▶ Stated exercise
Make an exact copy of all the entries, with the pictures left out.
★ ★ ★ ★
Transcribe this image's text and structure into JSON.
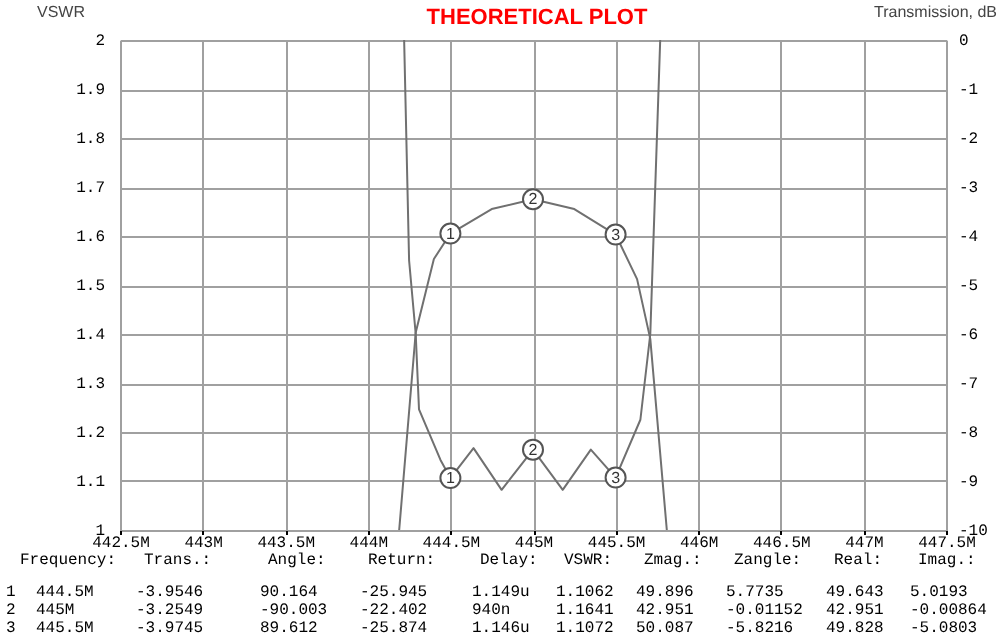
{
  "chart_data": {
    "type": "line",
    "title": "THEORETICAL PLOT",
    "ylabel": "VSWR",
    "y2label": "Transmission, dB",
    "xlim": [
      442.5,
      447.5
    ],
    "xticks": [
      {
        "value": 442.5,
        "label": "442.5M"
      },
      {
        "value": 443,
        "label": "443M"
      },
      {
        "value": 443.5,
        "label": "443.5M"
      },
      {
        "value": 444,
        "label": "444M"
      },
      {
        "value": 444.5,
        "label": "444.5M"
      },
      {
        "value": 445,
        "label": "445M"
      },
      {
        "value": 445.5,
        "label": "445.5M"
      },
      {
        "value": 446,
        "label": "446M"
      },
      {
        "value": 446.5,
        "label": "446.5M"
      },
      {
        "value": 447,
        "label": "447M"
      },
      {
        "value": 447.5,
        "label": "447.5M"
      }
    ],
    "ylim": [
      1,
      2
    ],
    "yticks": [
      1,
      1.1,
      1.2,
      1.3,
      1.4,
      1.5,
      1.6,
      1.7,
      1.8,
      1.9,
      2
    ],
    "y2lim": [
      -10,
      0
    ],
    "y2ticks": [
      0,
      -1,
      -2,
      -3,
      -4,
      -5,
      -6,
      -7,
      -8,
      -9,
      -10
    ],
    "grid": true,
    "legend": false,
    "line_style": "solid",
    "marker": "none",
    "series": [
      {
        "color": "#707070",
        "x": [
          444.22,
          444.25,
          444.29,
          444.31,
          444.44,
          444.5,
          444.64,
          444.81,
          445,
          445.18,
          445.35,
          445.5,
          445.65,
          445.71,
          445.77
        ],
        "values": [
          2,
          1.55,
          1.4,
          1.246,
          1.143,
          1.106,
          1.167,
          1.082,
          1.164,
          1.082,
          1.164,
          1.107,
          1.225,
          1.4,
          2
        ]
      },
      {
        "color": "#707070",
        "axis": "y2",
        "x": [
          444.19,
          444.29,
          444.4,
          444.5,
          444.75,
          445,
          445.25,
          445.5,
          445.63,
          445.71,
          445.81
        ],
        "values": [
          -10,
          -5.97,
          -4.47,
          -3.95,
          -3.45,
          -3.25,
          -3.45,
          -3.97,
          -4.88,
          -6.1,
          -10
        ]
      }
    ],
    "annotations": [
      {
        "text": "1",
        "x": 444.5,
        "y": 1.106
      },
      {
        "text": "2",
        "x": 445,
        "y": 1.164
      },
      {
        "text": "3",
        "x": 445.5,
        "y": 1.107
      },
      {
        "text": "1",
        "x": 444.5,
        "y": 1.605
      },
      {
        "text": "2",
        "x": 445,
        "y": 1.675
      },
      {
        "text": "3",
        "x": 445.5,
        "y": 1.603
      },
      "Frequency:",
      "Trans.:",
      "Angle:",
      "Return:",
      "Delay:",
      "VSWR:",
      "Zmag.:",
      "Zangle:",
      "Real:",
      "Imag.:",
      "1",
      "444.5M",
      "-3.9546",
      "90.164",
      "-25.945",
      "1.149u",
      "1.1062",
      "49.896",
      "5.7735",
      "49.643",
      "5.0193",
      "2",
      "445M",
      "-3.2549",
      "-90.003",
      "-22.402",
      "940n",
      "1.1641",
      "42.951",
      "-0.01152",
      "42.951",
      "-0.00864",
      "3",
      "445.5M",
      "-3.9745",
      "89.612",
      "-25.874",
      "1.146u",
      "1.1072",
      "50.087",
      "-5.8216",
      "49.828",
      "-5.0803"
    ]
  }
}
★ ★ ★ ★
▶ Complete output
Transcribe this image's text and structure into JSON.
{
  "chart_data": {
    "type": "line",
    "title": "THEORETICAL PLOT",
    "ylabel": "VSWR",
    "y2label": "Transmission, dB",
    "xlim": [
      442.5,
      447.5
    ],
    "xticks": [
      {
        "value": 442.5,
        "label": "442.5M"
      },
      {
        "value": 443,
        "label": "443M"
      },
      {
        "value": 443.5,
        "label": "443.5M"
      },
      {
        "value": 444,
        "label": "444M"
      },
      {
        "value": 444.5,
        "label": "444.5M"
      },
      {
        "value": 445,
        "label": "445M"
      },
      {
        "value": 445.5,
        "label": "445.5M"
      },
      {
        "value": 446,
        "label": "446M"
      },
      {
        "value": 446.5,
        "label": "446.5M"
      },
      {
        "value": 447,
        "label": "447M"
      },
      {
        "value": 447.5,
        "label": "447.5M"
      }
    ],
    "ylim": [
      1,
      2
    ],
    "yticks": [
      1,
      1.1,
      1.2,
      1.3,
      1.4,
      1.5,
      1.6,
      1.7,
      1.8,
      1.9,
      2
    ],
    "y2lim": [
      -10,
      0
    ],
    "y2ticks": [
      0,
      -1,
      -2,
      -3,
      -4,
      -5,
      -6,
      -7,
      -8,
      -9,
      -10
    ],
    "grid": true,
    "legend": false,
    "line_style": "solid",
    "marker": "none",
    "series": [
      {
        "color": "#707070",
        "x": [
          444.22,
          444.25,
          444.29,
          444.31,
          444.44,
          444.5,
          444.64,
          444.81,
          445,
          445.18,
          445.35,
          445.5,
          445.65,
          445.71,
          445.77
        ],
        "values": [
          2,
          1.55,
          1.4,
          1.246,
          1.143,
          1.106,
          1.167,
          1.082,
          1.164,
          1.082,
          1.164,
          1.107,
          1.225,
          1.4,
          2
        ]
      },
      {
        "color": "#707070",
        "axis": "y2",
        "x": [
          444.19,
          444.29,
          444.4,
          444.5,
          444.75,
          445,
          445.25,
          445.5,
          445.63,
          445.71,
          445.81
        ],
        "values": [
          -10,
          -5.97,
          -4.47,
          -3.95,
          -3.45,
          -3.25,
          -3.45,
          -3.97,
          -4.88,
          -6.1,
          -10
        ]
      }
    ],
    "annotations": [
      {
        "text": "1",
        "x": 444.5,
        "y": 1.106
      },
      {
        "text": "2",
        "x": 445,
        "y": 1.164
      },
      {
        "text": "3",
        "x": 445.5,
        "y": 1.107
      },
      {
        "text": "1",
        "x": 444.5,
        "y": 1.605
      },
      {
        "text": "2",
        "x": 445,
        "y": 1.675
      },
      {
        "text": "3",
        "x": 445.5,
        "y": 1.603
      },
      "Frequency:",
      "Trans.:",
      "Angle:",
      "Return:",
      "Delay:",
      "VSWR:",
      "Zmag.:",
      "Zangle:",
      "Real:",
      "Imag.:",
      "1",
      "444.5M",
      "-3.9546",
      "90.164",
      "-25.945",
      "1.149u",
      "1.1062",
      "49.896",
      "5.7735",
      "49.643",
      "5.0193",
      "2",
      "445M",
      "-3.2549",
      "-90.003",
      "-22.402",
      "940n",
      "1.1641",
      "42.951",
      "-0.01152",
      "42.951",
      "-0.00864",
      "3",
      "445.5M",
      "-3.9745",
      "89.612",
      "-25.874",
      "1.146u",
      "1.1072",
      "50.087",
      "-5.8216",
      "49.828",
      "-5.0803"
    ]
  }
}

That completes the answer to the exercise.